▶ [Problem details] Copy out the material below in full, but not its images.

Data entries:
--- Start ---

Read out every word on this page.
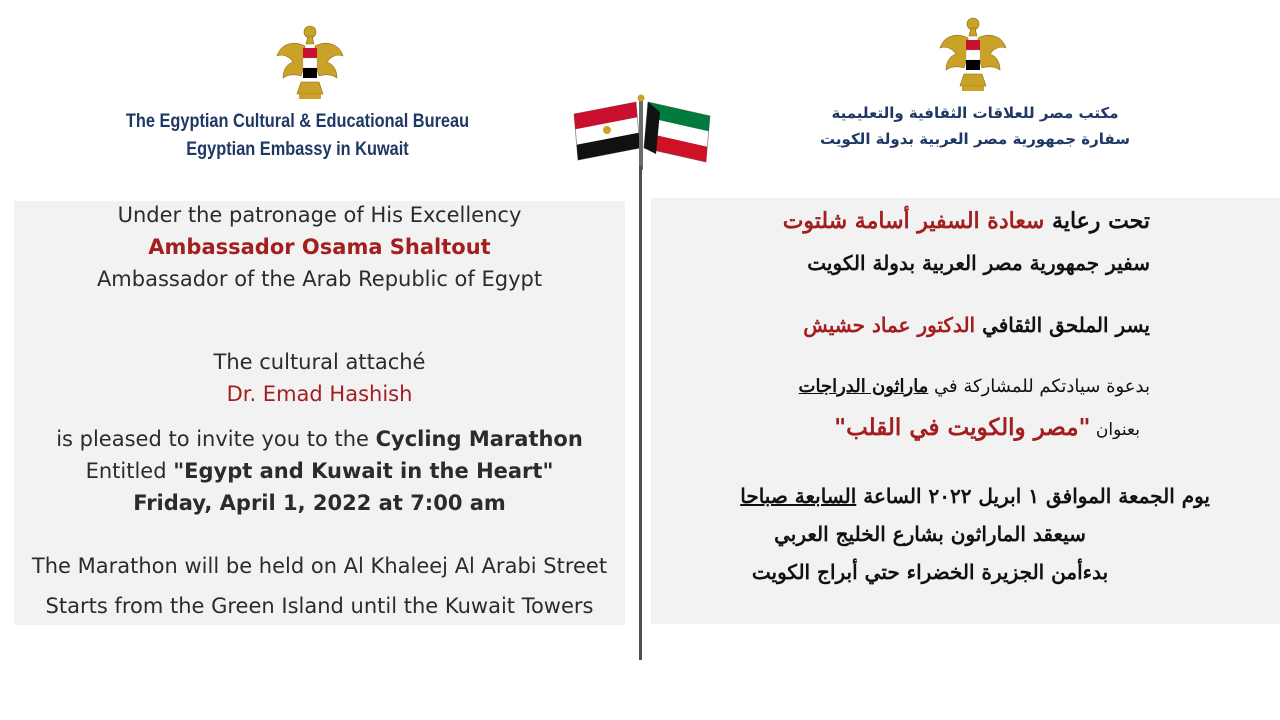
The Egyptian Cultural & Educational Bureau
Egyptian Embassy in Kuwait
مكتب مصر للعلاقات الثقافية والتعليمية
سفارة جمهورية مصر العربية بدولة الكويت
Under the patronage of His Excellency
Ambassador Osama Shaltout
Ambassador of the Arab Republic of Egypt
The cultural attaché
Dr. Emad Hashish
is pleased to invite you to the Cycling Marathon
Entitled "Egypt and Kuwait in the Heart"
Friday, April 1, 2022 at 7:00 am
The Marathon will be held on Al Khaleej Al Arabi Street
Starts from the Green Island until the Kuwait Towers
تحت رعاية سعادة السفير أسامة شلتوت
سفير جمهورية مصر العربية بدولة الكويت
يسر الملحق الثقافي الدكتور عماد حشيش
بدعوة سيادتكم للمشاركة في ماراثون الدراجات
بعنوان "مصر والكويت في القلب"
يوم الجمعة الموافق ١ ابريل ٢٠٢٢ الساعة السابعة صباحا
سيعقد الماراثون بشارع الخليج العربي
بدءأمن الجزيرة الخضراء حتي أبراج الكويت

--- End ---

▶ [Exercise result]
Read out every word on this page.
The Egyptian Cultural & Educational Bureau
Egyptian Embassy in Kuwait
مكتب مصر للعلاقات الثقافية والتعليمية
سفارة جمهورية مصر العربية بدولة الكويت
Under the patronage of His Excellency
Ambassador Osama Shaltout
Ambassador of the Arab Republic of Egypt
The cultural attaché
Dr. Emad Hashish
is pleased to invite you to the Cycling Marathon
Entitled "Egypt and Kuwait in the Heart"
Friday, April 1, 2022 at 7:00 am
The Marathon will be held on Al Khaleej Al Arabi Street
Starts from the Green Island until the Kuwait Towers
تحت رعاية سعادة السفير أسامة شلتوت
سفير جمهورية مصر العربية بدولة الكويت
يسر الملحق الثقافي الدكتور عماد حشيش
بدعوة سيادتكم للمشاركة في ماراثون الدراجات
بعنوان "مصر والكويت في القلب"
يوم الجمعة الموافق ١ ابريل ٢٠٢٢ الساعة السابعة صباحا
سيعقد الماراثون بشارع الخليج العربي
بدءأمن الجزيرة الخضراء حتي أبراج الكويت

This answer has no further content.